» Entries provided:
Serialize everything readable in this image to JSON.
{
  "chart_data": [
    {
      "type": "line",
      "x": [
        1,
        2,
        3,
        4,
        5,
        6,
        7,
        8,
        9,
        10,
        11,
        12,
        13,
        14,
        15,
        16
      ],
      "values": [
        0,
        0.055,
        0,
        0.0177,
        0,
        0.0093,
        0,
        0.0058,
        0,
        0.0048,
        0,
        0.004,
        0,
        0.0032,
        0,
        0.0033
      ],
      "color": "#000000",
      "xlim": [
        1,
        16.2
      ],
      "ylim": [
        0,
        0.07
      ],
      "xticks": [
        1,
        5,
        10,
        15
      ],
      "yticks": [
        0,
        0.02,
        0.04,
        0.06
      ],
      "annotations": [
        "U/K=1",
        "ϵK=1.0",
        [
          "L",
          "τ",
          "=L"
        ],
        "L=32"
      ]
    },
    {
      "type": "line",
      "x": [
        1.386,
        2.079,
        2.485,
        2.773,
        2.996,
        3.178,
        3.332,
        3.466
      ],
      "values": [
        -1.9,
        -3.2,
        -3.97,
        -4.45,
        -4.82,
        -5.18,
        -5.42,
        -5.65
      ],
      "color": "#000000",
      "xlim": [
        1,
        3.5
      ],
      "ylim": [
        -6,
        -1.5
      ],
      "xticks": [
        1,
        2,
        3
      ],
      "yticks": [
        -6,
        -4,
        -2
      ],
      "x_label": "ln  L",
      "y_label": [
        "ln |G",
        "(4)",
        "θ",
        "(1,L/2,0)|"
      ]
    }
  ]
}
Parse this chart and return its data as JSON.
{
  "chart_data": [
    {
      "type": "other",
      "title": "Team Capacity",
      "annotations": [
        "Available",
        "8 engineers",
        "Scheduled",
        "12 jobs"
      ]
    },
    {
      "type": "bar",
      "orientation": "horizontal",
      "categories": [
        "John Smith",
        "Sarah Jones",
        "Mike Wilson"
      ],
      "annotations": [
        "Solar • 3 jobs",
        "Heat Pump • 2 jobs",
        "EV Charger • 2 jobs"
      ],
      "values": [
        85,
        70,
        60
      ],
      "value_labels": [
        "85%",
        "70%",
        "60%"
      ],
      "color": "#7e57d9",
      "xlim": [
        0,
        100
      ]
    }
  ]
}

» Instructions to follow:
Work out how many lines in the records above contain the word "type", and give only that number.

» Solution to this task:
4